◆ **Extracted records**

+ + + + +

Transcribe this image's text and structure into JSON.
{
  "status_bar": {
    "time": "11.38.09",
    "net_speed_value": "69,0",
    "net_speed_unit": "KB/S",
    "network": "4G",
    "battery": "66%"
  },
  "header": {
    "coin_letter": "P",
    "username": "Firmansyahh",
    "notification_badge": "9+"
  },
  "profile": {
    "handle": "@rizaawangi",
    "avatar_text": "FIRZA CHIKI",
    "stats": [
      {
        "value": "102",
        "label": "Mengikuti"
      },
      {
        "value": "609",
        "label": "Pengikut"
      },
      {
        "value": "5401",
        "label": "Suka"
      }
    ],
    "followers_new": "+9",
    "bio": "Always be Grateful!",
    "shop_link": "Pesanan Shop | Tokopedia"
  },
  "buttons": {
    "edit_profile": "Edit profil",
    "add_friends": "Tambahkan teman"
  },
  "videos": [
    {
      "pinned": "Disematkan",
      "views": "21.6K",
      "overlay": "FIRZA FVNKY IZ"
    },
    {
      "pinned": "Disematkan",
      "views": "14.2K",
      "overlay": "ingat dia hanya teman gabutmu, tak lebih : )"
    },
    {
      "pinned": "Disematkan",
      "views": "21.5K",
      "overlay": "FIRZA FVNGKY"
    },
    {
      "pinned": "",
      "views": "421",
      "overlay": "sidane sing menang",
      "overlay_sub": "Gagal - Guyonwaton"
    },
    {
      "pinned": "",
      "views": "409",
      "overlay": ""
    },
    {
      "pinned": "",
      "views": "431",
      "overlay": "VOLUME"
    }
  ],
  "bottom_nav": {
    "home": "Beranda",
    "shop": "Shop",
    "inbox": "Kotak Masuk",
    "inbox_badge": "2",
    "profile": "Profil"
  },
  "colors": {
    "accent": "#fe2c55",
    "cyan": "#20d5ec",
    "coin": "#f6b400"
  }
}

+ + + + +

◆ **What is expected**
Retype every record above exactly as it appears.

◆ **Answer to this task**
Transcribe this image's text and structure into JSON.
{
  "status_bar": {
    "time": "11.38.09",
    "net_speed_value": "69,0",
    "net_speed_unit": "KB/S",
    "network": "4G",
    "battery": "66%"
  },
  "header": {
    "coin_letter": "P",
    "username": "Firmansyahh",
    "notification_badge": "9+"
  },
  "profile": {
    "handle": "@rizaawangi",
    "avatar_text": "FIRZA CHIKI",
    "stats": [
      {
        "value": "102",
        "label": "Mengikuti"
      },
      {
        "value": "609",
        "label": "Pengikut"
      },
      {
        "value": "5401",
        "label": "Suka"
      }
    ],
    "followers_new": "+9",
    "bio": "Always be Grateful!",
    "shop_link": "Pesanan Shop | Tokopedia"
  },
  "buttons": {
    "edit_profile": "Edit profil",
    "add_friends": "Tambahkan teman"
  },
  "videos": [
    {
      "pinned": "Disematkan",
      "views": "21.6K",
      "overlay": "FIRZA FVNKY IZ"
    },
    {
      "pinned": "Disematkan",
      "views": "14.2K",
      "overlay": "ingat dia hanya teman gabutmu, tak lebih : )"
    },
    {
      "pinned": "Disematkan",
      "views": "21.5K",
      "overlay": "FIRZA FVNGKY"
    },
    {
      "pinned": "",
      "views": "421",
      "overlay": "sidane sing menang",
      "overlay_sub": "Gagal - Guyonwaton"
    },
    {
      "pinned": "",
      "views": "409",
      "overlay": ""
    },
    {
      "pinned": "",
      "views": "431",
      "overlay": "VOLUME"
    }
  ],
  "bottom_nav": {
    "home": "Beranda",
    "shop": "Shop",
    "inbox": "Kotak Masuk",
    "inbox_badge": "2",
    "profile": "Profil"
  },
  "colors": {
    "accent": "#fe2c55",
    "cyan": "#20d5ec",
    "coin": "#f6b400"
  }
}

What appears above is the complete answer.